* [YOUR GOAL]:
Return each line of the listing below, unchanged, and omit the images.

________

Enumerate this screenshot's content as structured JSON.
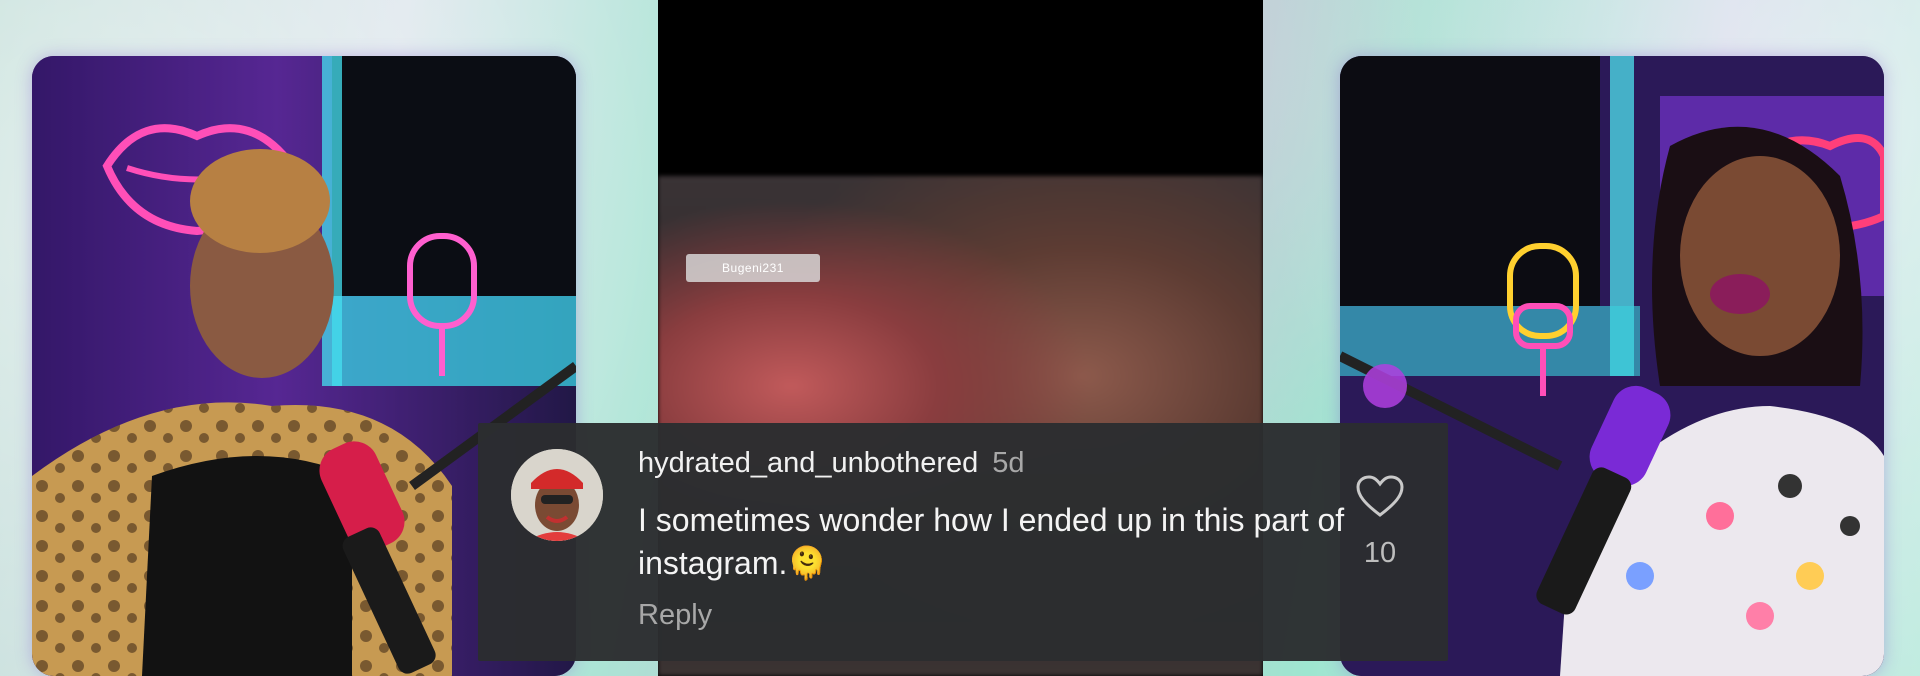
{
  "video": {
    "username_tag": "Bugeni231"
  },
  "comment": {
    "username": "hydrated_and_unbothered",
    "age": "5d",
    "text": "I sometimes wonder how I ended up in this part of instagram.",
    "emoji": "🫠",
    "reply_label": "Reply",
    "like_count": "10",
    "like_icon": "heart-outline-icon"
  },
  "colors": {
    "card_bg": "#2b2d30",
    "text_primary": "#f1f1f1",
    "text_secondary": "#a8a8a8",
    "neon_pink": "#ff3fa6",
    "neon_purple": "#a34cff",
    "neon_cyan": "#3fe0ff"
  }
}
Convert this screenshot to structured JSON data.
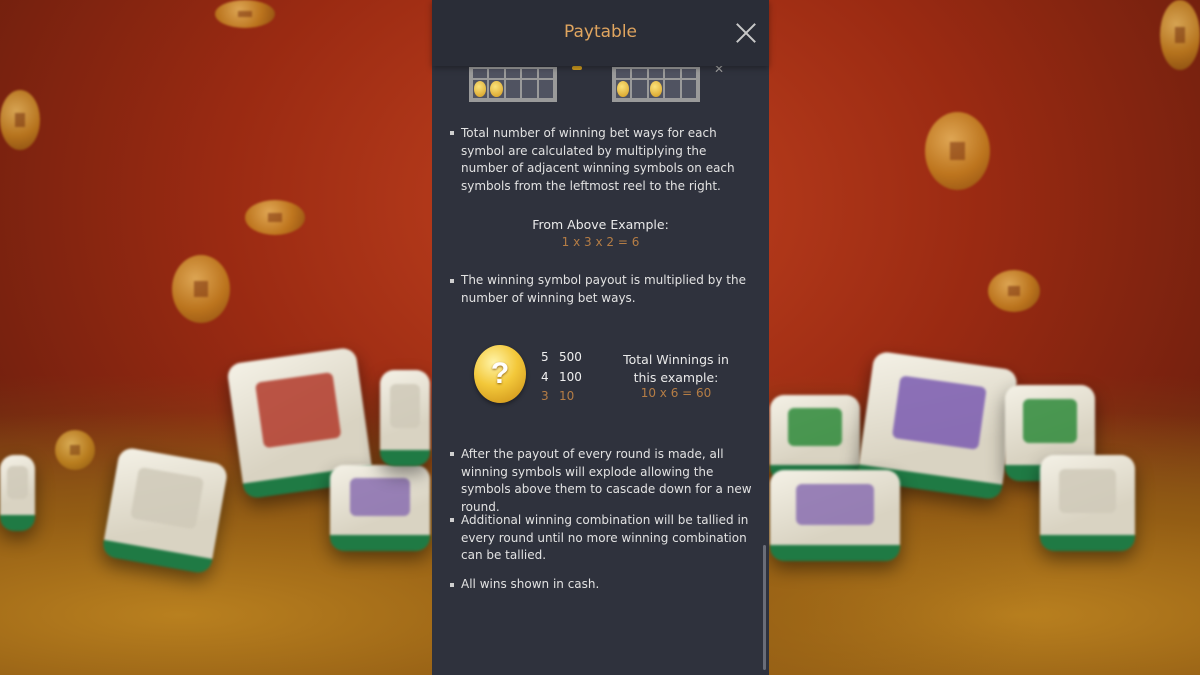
{
  "header": {
    "title": "Paytable"
  },
  "sections": {
    "ways_text": "Total number of winning bet ways for each symbol are calculated by multiplying the number of adjacent winning symbols on each symbols from the leftmost reel to the right.",
    "example_title": "From Above Example:",
    "example_formula": "1 x 3 x 2 = 6",
    "multiply_text": "The winning symbol payout is multiplied by the number of winning bet ways.",
    "symbol_icon": "question-coin-icon",
    "symbol_glyph": "?",
    "payouts": [
      {
        "count": "5",
        "amount": "500"
      },
      {
        "count": "4",
        "amount": "100"
      },
      {
        "count": "3",
        "amount": "10"
      }
    ],
    "total_title": "Total Winnings in this example:",
    "total_formula": "10 x 6 = 60",
    "cascade_text": "After the payout of every round is made, all winning symbols will explode allowing the symbols above them to cascade down for a new round.",
    "additional_text": "Additional winning combination will be tallied in every round until no more winning combination can be tallied.",
    "cash_text": "All wins shown in cash."
  },
  "colors": {
    "accent": "#e0a55f",
    "muted_orange": "#b57d45",
    "panel": "#2f323d"
  }
}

________

* [FINAL RESULT]:
Enumerate this screenshot's content as structured JSON.
{
  "video": {
    "username_tag": "Bugeni231"
  },
  "comment": {
    "username": "hydrated_and_unbothered",
    "age": "5d",
    "text": "I sometimes wonder how I ended up in this part of instagram.",
    "emoji": "🫠",
    "reply_label": "Reply",
    "like_count": "10",
    "like_icon": "heart-outline-icon"
  },
  "colors": {
    "card_bg": "#2b2d30",
    "text_primary": "#f1f1f1",
    "text_secondary": "#a8a8a8",
    "neon_pink": "#ff3fa6",
    "neon_purple": "#a34cff",
    "neon_cyan": "#3fe0ff"
  }
}
Convert this screenshot to structured JSON data.
{
  "header": {
    "title": "Paytable"
  },
  "sections": {
    "ways_text": "Total number of winning bet ways for each symbol are calculated by multiplying the number of adjacent winning symbols on each symbols from the leftmost reel to the right.",
    "example_title": "From Above Example:",
    "example_formula": "1 x 3 x 2 = 6",
    "multiply_text": "The winning symbol payout is multiplied by the number of winning bet ways.",
    "symbol_icon": "question-coin-icon",
    "symbol_glyph": "?",
    "payouts": [
      {
        "count": "5",
        "amount": "500"
      },
      {
        "count": "4",
        "amount": "100"
      },
      {
        "count": "3",
        "amount": "10"
      }
    ],
    "total_title": "Total Winnings in this example:",
    "total_formula": "10 x 6 = 60",
    "cascade_text": "After the payout of every round is made, all winning symbols will explode allowing the symbols above them to cascade down for a new round.",
    "additional_text": "Additional winning combination will be tallied in every round until no more winning combination can be tallied.",
    "cash_text": "All wins shown in cash."
  },
  "colors": {
    "accent": "#e0a55f",
    "muted_orange": "#b57d45",
    "panel": "#2f323d"
  }
}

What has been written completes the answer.